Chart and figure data
====
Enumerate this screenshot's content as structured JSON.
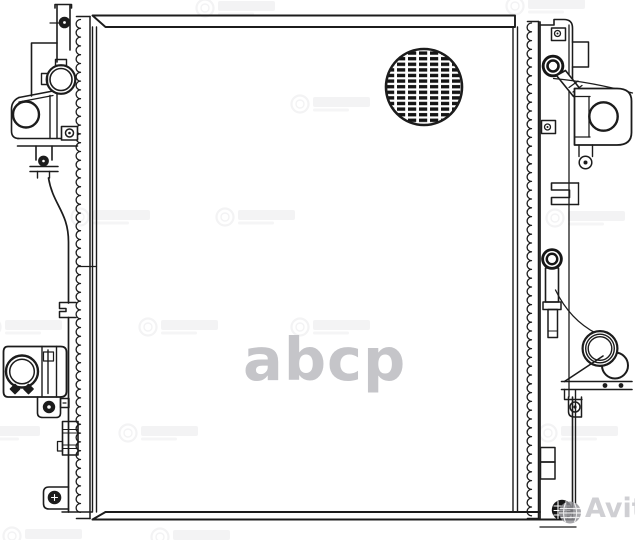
{
  "page": {
    "background_color": "#ffffff",
    "description": "Black-and-white technical line drawing of an automotive radiator (front schematic view) used as a marketplace listing image"
  },
  "drawing": {
    "ink_color": "#1c1c1c",
    "parts": [
      "top-mounting-band",
      "radiator-core",
      "left-serrated-seam",
      "right-serrated-seam",
      "core-fin-detail-circle",
      "upper-left-inlet-port",
      "upper-left-bracket",
      "left-drain-fitting",
      "left-tank-outline",
      "lower-left-outlet-port",
      "lower-left-mounting-tab",
      "lower-left-block",
      "lower-left-screw-tab",
      "right-tank",
      "filler-cap-with-neck",
      "upper-right-port-bracket",
      "right-clevis-bracket",
      "right-drain-plug",
      "lower-right-outlet-pipe",
      "gusset-bracket",
      "bottom-drain-plug",
      "side-slots"
    ]
  },
  "watermarks": {
    "center": {
      "text": "abcp",
      "color": "#c5c5c9"
    },
    "marketplace": {
      "text": "Avito",
      "color": "#c1c1c7",
      "logo": "avito-globe-icon"
    },
    "brand_stamp": {
      "icon": "circular-brand-stamp-icon",
      "color": "#bcbcc2",
      "count": 14
    }
  }
}
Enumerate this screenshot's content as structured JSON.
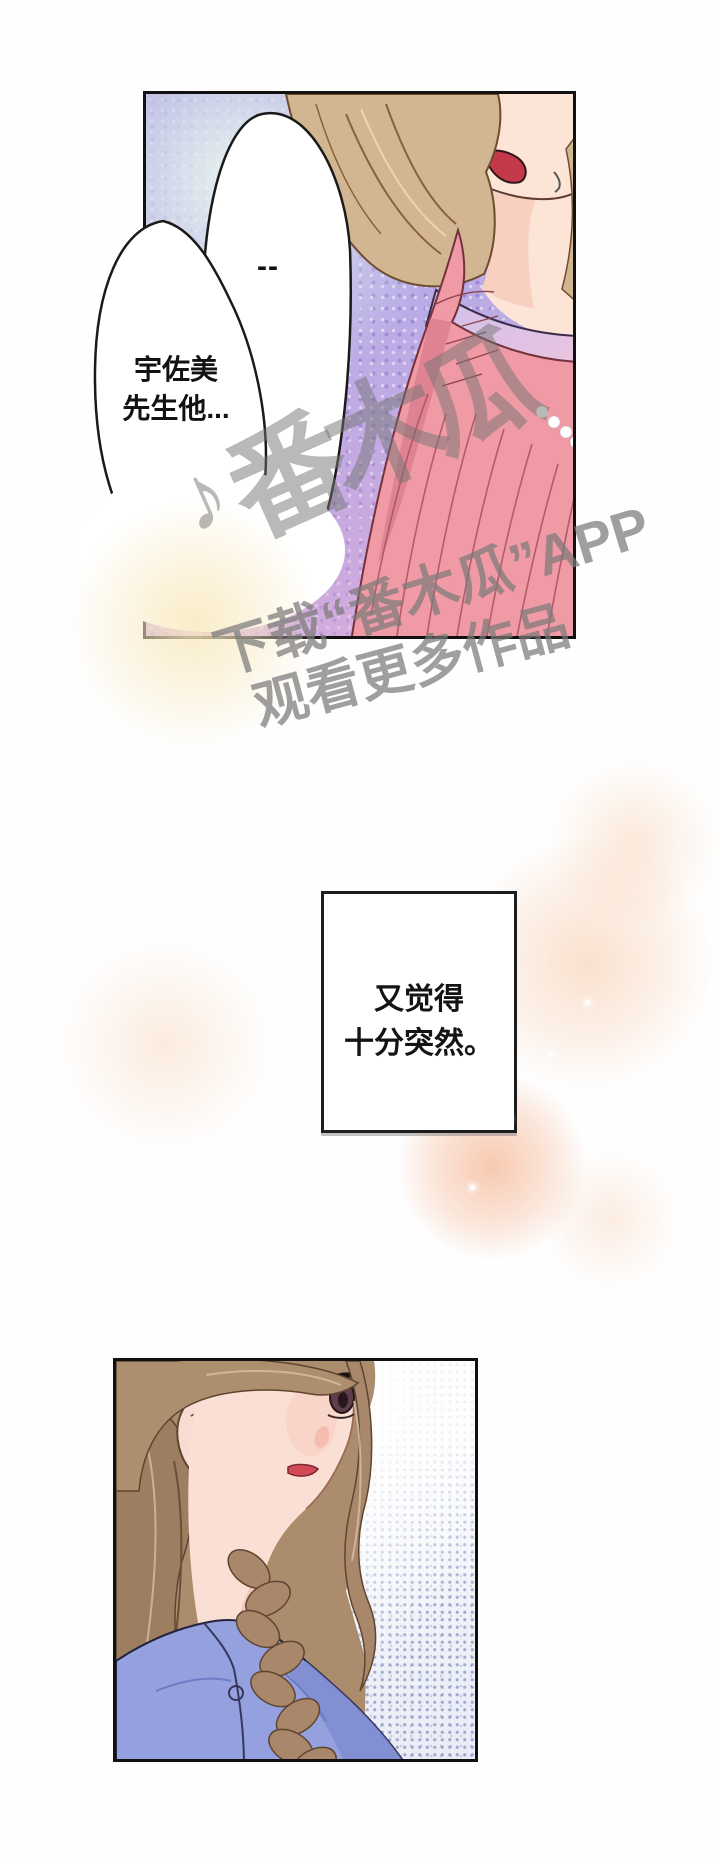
====
Exercise requirements. Where a line above contains the string "port", copy that line.

Full output.
      "upper-left-inlet-port",
      "lower-left-outlet-port",
      "upper-right-port-bracket",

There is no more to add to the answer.